::: Testo fornito :::

L’Europarlamento è pronto a dare battaglia perché tutte le compagnie, incluse quelle cinesi, rispettino la legge europea e paghino la discussa tassa sulla CO2 nel settore dell’aviazione. A denunciare la violazione è l’associazione ambientalista Transport&Environment, insieme all’eurodeputato tedesco Peter Liese (Ppe), caponegoziatore sul dossier con Consiglio e Commissione e all’associazione europea delle compagnie low cost (ELFAA).
“Le compagnie di Cina, India e Arabia Saudita non hanno rispettato la legge europea che si applica ai voli interni” spiega Bill Hemmings, dell’associazione ambientalista Transport&Environment.
“Gran Bretagna, Francia e Germania, sotto pressione per le commesse di Airbus, hanno al massimo inviato una lettera”, aggiunge Hemmings.

::: Righe fornite :::

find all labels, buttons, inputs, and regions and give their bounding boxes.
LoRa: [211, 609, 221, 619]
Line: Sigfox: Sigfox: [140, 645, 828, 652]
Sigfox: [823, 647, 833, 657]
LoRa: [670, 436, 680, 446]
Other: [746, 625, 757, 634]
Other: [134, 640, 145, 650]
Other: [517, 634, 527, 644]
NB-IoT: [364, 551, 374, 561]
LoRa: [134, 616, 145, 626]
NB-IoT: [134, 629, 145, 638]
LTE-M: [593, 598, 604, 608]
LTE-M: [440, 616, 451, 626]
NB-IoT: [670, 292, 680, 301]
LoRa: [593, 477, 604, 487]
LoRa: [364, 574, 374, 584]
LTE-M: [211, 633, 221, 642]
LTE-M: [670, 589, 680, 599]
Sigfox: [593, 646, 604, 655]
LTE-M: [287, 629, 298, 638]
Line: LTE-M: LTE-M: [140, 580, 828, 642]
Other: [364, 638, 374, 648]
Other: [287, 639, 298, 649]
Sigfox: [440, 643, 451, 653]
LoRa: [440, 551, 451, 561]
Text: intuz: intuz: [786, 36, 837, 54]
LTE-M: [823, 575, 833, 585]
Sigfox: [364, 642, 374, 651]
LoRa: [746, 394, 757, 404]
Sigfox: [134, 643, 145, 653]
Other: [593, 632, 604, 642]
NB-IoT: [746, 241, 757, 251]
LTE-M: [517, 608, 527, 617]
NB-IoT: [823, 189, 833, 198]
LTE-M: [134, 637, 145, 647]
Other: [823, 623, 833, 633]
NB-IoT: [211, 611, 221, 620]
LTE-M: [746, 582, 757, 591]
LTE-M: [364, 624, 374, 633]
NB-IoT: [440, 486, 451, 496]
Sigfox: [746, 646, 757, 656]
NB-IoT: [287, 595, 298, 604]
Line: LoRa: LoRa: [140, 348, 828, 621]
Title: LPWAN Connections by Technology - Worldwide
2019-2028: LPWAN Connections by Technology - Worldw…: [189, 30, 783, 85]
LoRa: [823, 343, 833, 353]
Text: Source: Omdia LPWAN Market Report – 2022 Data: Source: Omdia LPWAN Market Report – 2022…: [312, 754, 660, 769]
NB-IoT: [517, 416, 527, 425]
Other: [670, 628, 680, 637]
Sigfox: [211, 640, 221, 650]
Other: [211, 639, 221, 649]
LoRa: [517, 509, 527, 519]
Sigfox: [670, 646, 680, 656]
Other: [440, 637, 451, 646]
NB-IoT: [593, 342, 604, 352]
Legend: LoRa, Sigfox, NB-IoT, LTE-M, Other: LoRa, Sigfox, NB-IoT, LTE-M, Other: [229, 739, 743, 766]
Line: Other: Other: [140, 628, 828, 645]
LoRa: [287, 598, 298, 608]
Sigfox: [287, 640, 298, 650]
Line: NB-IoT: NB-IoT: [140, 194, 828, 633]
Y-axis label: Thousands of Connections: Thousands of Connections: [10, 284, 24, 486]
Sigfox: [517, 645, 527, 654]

:::

▶ Consegna 1
Nel testo sulla tassa europea sulla CO2 nell'aviazione, di quali paesi sono le compagnie che, secondo Bill Hemmings, non hanno rispettato la legge europea?
▶ Consegna 2
Riprendi il testo sulla tassa europea sulla CO2 nell'aviazione e proseguilo dopo l'ultima frase.

▶ Risposta 1
Cina, India e Arabia Saudita.

▶ Risposta 2
“Finché non sarà rispettata la normativa – minaccia Liese – non sono disposto a chiudere un accordo sulla nuova proposta della Commissione Ue”, che prevede una tassa sulla CO2 emessa dai voli, inclusi quelli intercontinentali, nella tratta di spazio aereo europeo.
L’Europarlamento tiene il coltello dalla parte del manico: se non si dovesse trovare un accordo con Consiglio e Commissione prima delle elezioni, ad essere in vigore sarebbe la norma che copre le emissioni delle intere tratte dei voli in arrivo e in partenza dall’Europa, senza “sconti” per nessuno.